- [What the task asks]: Copy out every record precisely.

◇ ◇ ◇ ◇

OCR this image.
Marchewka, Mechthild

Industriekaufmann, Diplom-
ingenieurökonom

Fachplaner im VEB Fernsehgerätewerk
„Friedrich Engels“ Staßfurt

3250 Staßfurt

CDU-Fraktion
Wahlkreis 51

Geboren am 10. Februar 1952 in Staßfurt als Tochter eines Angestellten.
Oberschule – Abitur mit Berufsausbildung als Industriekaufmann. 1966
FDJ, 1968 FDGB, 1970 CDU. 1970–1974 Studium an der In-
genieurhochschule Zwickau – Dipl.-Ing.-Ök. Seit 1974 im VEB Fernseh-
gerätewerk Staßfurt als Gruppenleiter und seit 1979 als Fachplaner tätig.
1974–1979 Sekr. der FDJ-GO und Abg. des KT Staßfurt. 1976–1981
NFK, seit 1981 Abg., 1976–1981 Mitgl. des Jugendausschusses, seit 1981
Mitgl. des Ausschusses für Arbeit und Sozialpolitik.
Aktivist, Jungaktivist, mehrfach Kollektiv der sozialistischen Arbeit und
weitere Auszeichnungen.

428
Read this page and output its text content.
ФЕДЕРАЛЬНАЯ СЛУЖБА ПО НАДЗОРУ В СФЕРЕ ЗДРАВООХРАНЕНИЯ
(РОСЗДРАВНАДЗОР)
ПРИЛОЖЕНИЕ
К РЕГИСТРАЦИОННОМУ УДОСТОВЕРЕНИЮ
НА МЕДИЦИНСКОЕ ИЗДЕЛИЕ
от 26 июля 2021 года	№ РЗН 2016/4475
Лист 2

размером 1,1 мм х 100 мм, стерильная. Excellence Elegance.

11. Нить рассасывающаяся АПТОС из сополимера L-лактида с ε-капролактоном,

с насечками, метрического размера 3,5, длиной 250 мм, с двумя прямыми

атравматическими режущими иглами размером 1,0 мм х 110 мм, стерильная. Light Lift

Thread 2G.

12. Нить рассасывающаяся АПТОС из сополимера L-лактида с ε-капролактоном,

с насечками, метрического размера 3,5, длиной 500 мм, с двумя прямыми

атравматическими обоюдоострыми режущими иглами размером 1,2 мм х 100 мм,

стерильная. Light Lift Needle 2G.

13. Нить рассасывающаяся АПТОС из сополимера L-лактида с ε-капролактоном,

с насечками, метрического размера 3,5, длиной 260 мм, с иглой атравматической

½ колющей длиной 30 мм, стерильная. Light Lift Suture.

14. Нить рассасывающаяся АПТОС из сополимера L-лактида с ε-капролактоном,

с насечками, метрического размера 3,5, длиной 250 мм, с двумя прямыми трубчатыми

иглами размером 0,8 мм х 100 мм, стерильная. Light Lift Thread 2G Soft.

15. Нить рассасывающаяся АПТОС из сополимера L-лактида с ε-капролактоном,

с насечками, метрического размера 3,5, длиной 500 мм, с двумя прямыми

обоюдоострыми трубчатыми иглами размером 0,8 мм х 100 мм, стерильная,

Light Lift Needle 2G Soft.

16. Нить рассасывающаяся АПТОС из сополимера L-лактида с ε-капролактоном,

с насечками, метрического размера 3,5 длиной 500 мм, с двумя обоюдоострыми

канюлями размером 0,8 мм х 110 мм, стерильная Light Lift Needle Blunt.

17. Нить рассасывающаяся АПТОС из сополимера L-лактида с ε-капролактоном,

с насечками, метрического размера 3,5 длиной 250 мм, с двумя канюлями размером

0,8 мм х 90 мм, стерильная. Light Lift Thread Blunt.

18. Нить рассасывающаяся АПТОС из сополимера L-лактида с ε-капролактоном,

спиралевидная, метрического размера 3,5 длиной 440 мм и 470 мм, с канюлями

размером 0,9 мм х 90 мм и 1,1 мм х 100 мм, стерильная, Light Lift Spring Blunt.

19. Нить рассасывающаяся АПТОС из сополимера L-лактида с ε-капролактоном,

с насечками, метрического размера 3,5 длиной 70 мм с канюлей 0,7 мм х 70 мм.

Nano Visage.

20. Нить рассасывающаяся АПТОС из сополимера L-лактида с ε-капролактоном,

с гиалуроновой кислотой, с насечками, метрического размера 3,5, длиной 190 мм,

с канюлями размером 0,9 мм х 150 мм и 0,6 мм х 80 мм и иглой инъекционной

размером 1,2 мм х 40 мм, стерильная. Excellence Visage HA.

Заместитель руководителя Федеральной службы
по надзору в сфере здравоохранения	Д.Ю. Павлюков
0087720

◇ ◇ ◇ ◇

- [Solution to the problem]:
OCR this image.
Marchewka, Mechthild

Industriekaufmann, Diplom-
ingenieurökonom

Fachplaner im VEB Fernsehgerätewerk
„Friedrich Engels“ Staßfurt

3250 Staßfurt

CDU-Fraktion
Wahlkreis 51

Geboren am 10. Februar 1952 in Staßfurt als Tochter eines Angestellten.
Oberschule – Abitur mit Berufsausbildung als Industriekaufmann. 1966
FDJ, 1968 FDGB, 1970 CDU. 1970–1974 Studium an der In-
genieurhochschule Zwickau – Dipl.-Ing.-Ök. Seit 1974 im VEB Fernseh-
gerätewerk Staßfurt als Gruppenleiter und seit 1979 als Fachplaner tätig.
1974–1979 Sekr. der FDJ-GO und Abg. des KT Staßfurt. 1976–1981
NFK, seit 1981 Abg., 1976–1981 Mitgl. des Jugendausschusses, seit 1981
Mitgl. des Ausschusses für Arbeit und Sozialpolitik.
Aktivist, Jungaktivist, mehrfach Kollektiv der sozialistischen Arbeit und
weitere Auszeichnungen.

428
Read this page and output its text content.
ФЕДЕРАЛЬНАЯ СЛУЖБА ПО НАДЗОРУ В СФЕРЕ ЗДРАВООХРАНЕНИЯ
(РОСЗДРАВНАДЗОР)
ПРИЛОЖЕНИЕ
К РЕГИСТРАЦИОННОМУ УДОСТОВЕРЕНИЮ
НА МЕДИЦИНСКОЕ ИЗДЕЛИЕ
от 26 июля 2021 года	№ РЗН 2016/4475
Лист 2

размером 1,1 мм х 100 мм, стерильная. Excellence Elegance.

11. Нить рассасывающаяся АПТОС из сополимера L-лактида с ε-капролактоном,

с насечками, метрического размера 3,5, длиной 250 мм, с двумя прямыми

атравматическими режущими иглами размером 1,0 мм х 110 мм, стерильная. Light Lift

Thread 2G.

12. Нить рассасывающаяся АПТОС из сополимера L-лактида с ε-капролактоном,

с насечками, метрического размера 3,5, длиной 500 мм, с двумя прямыми

атравматическими обоюдоострыми режущими иглами размером 1,2 мм х 100 мм,

стерильная. Light Lift Needle 2G.

13. Нить рассасывающаяся АПТОС из сополимера L-лактида с ε-капролактоном,

с насечками, метрического размера 3,5, длиной 260 мм, с иглой атравматической

½ колющей длиной 30 мм, стерильная. Light Lift Suture.

14. Нить рассасывающаяся АПТОС из сополимера L-лактида с ε-капролактоном,

с насечками, метрического размера 3,5, длиной 250 мм, с двумя прямыми трубчатыми

иглами размером 0,8 мм х 100 мм, стерильная. Light Lift Thread 2G Soft.

15. Нить рассасывающаяся АПТОС из сополимера L-лактида с ε-капролактоном,

с насечками, метрического размера 3,5, длиной 500 мм, с двумя прямыми

обоюдоострыми трубчатыми иглами размером 0,8 мм х 100 мм, стерильная,

Light Lift Needle 2G Soft.

16. Нить рассасывающаяся АПТОС из сополимера L-лактида с ε-капролактоном,

с насечками, метрического размера 3,5 длиной 500 мм, с двумя обоюдоострыми

канюлями размером 0,8 мм х 110 мм, стерильная Light Lift Needle Blunt.

17. Нить рассасывающаяся АПТОС из сополимера L-лактида с ε-капролактоном,

с насечками, метрического размера 3,5 длиной 250 мм, с двумя канюлями размером

0,8 мм х 90 мм, стерильная. Light Lift Thread Blunt.

18. Нить рассасывающаяся АПТОС из сополимера L-лактида с ε-капролактоном,

спиралевидная, метрического размера 3,5 длиной 440 мм и 470 мм, с канюлями

размером 0,9 мм х 90 мм и 1,1 мм х 100 мм, стерильная, Light Lift Spring Blunt.

19. Нить рассасывающаяся АПТОС из сополимера L-лактида с ε-капролактоном,

с насечками, метрического размера 3,5 длиной 70 мм с канюлей 0,7 мм х 70 мм.

Nano Visage.

20. Нить рассасывающаяся АПТОС из сополимера L-лактида с ε-капролактоном,

с гиалуроновой кислотой, с насечками, метрического размера 3,5, длиной 190 мм,

с канюлями размером 0,9 мм х 150 мм и 0,6 мм х 80 мм и иглой инъекционной

размером 1,2 мм х 40 мм, стерильная. Excellence Visage HA.

Заместитель руководителя Федеральной службы
по надзору в сфере здравоохранения	Д.Ю. Павлюков
0087720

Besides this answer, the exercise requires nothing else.